[Instruction] Please extract the stretch of the Maya Wiley article from "Maya Wiley is" through "a cat person.)" word for word.

Maya Wiley is a part of the Hiller, PC Candidate Forum. In 2021, noted attorney Michael Hiller, founder and managing principal of the Hiller, PC law firm, interviews New York City mayoral candidates. Mayoral candidate Maya Wiley sits down with Hiller. She shares her thoughts on rezoning, stop-and-frisks, and cats vs. dogs. (Spoiler alert: she’s a cat person.)
The 2021 New York City mayoral election is Wiley’s first run for office. This follows her work as counsel for Mayor Bill de Blasio. Wiley is also a former civil rights lawyer with the American Civil Liberties Union (ACLU) and NAACP Legal Defense and Educational Fund. If she wins this election,Wiley will be the first Black woman to serve as mayor for The Big Apple.
Pluses toward her possible win include generous endorsement funding and veteran political operatives. Another positive is a strong campaign message: "Achieving our goal of a city where everyone can live with dignity." This makes her a promising candidate for Democrats. However, her habit of avoiding controversial topics, may damage her campaign.
This dance around contentious issues is notable during Wiley’s interview with Hiller. The two speak extensively of housing and zoning controversy. While Hiller makes clear the public has concerns that upzoning, or the practice of changing single-family zoning codes to allow denser housing like duplexes and apartment buildings, in SoHo will result in displacement of artists and residents. Wiley is adamantly supportive of upzoning in wealthy communities.

[Provided data]
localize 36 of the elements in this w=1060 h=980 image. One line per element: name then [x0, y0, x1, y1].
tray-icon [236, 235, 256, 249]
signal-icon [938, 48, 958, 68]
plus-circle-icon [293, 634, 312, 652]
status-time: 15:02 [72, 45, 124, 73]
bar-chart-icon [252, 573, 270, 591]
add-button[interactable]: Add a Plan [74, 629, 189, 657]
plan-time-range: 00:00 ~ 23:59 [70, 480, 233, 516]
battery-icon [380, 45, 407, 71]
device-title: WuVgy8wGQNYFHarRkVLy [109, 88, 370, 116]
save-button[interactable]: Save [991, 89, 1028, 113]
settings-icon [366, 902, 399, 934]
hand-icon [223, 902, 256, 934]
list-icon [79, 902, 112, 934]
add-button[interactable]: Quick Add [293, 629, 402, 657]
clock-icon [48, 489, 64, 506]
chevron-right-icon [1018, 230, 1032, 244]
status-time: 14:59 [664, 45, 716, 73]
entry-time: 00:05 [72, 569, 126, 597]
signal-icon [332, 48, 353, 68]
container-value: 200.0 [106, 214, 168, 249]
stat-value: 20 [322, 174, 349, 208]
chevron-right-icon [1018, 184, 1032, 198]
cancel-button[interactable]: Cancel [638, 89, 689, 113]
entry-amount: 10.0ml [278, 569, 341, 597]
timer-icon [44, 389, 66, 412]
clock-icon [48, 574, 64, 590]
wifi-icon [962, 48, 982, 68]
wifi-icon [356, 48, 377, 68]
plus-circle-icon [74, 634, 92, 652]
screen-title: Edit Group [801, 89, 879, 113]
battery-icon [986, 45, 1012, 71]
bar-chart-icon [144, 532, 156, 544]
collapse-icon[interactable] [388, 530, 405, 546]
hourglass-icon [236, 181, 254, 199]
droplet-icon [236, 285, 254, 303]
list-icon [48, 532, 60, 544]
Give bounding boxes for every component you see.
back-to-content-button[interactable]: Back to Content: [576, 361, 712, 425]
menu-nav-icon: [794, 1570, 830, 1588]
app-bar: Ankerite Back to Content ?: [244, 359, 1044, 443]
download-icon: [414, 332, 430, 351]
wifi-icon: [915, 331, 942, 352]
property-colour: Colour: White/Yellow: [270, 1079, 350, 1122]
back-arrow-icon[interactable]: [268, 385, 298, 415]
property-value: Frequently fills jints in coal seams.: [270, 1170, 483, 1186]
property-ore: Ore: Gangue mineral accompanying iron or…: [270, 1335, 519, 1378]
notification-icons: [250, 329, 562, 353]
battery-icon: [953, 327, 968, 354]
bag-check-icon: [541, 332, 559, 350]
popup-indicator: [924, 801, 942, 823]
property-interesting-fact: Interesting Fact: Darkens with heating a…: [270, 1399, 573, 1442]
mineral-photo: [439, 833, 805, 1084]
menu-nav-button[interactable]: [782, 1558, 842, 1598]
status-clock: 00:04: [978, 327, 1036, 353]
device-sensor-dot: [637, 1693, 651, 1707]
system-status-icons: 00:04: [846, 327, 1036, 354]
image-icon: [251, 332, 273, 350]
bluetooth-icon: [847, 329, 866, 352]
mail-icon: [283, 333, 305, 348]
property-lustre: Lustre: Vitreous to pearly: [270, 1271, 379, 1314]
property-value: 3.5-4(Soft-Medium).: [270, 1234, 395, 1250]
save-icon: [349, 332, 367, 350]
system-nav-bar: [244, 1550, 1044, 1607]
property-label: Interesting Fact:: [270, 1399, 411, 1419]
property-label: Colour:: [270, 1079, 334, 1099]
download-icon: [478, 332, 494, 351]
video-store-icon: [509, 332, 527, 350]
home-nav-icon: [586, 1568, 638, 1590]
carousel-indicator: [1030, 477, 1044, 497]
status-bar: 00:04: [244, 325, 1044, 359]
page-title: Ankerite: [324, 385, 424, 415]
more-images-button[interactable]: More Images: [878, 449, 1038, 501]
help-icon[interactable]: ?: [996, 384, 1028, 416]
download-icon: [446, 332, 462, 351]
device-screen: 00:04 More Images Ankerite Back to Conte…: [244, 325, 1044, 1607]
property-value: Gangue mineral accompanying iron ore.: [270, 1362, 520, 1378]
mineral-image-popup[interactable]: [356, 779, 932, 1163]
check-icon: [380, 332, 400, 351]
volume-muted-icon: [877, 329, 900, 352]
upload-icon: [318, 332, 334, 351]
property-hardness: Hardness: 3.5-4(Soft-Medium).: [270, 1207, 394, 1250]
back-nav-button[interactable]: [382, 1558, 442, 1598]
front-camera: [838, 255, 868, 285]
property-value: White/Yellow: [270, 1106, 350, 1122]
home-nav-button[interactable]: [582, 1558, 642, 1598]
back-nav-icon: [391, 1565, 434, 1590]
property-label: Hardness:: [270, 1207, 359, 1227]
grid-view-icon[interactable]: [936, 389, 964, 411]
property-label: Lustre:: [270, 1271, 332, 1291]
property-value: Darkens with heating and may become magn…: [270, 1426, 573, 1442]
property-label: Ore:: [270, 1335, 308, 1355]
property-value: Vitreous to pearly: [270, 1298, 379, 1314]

[Finished exercise]
Maya Wiley is a part of the Hiller, PC Candidate Forum. In 2021, noted attorney Michael Hiller, founder and managing principal of the Hiller, PC law firm, interviews New York City mayoral candidates. Mayoral candidate Maya Wiley sits down with Hiller. She shares her thoughts on rezoning, stop-and-frisks, and cats vs. dogs. (Spoiler alert: she’s a cat person.)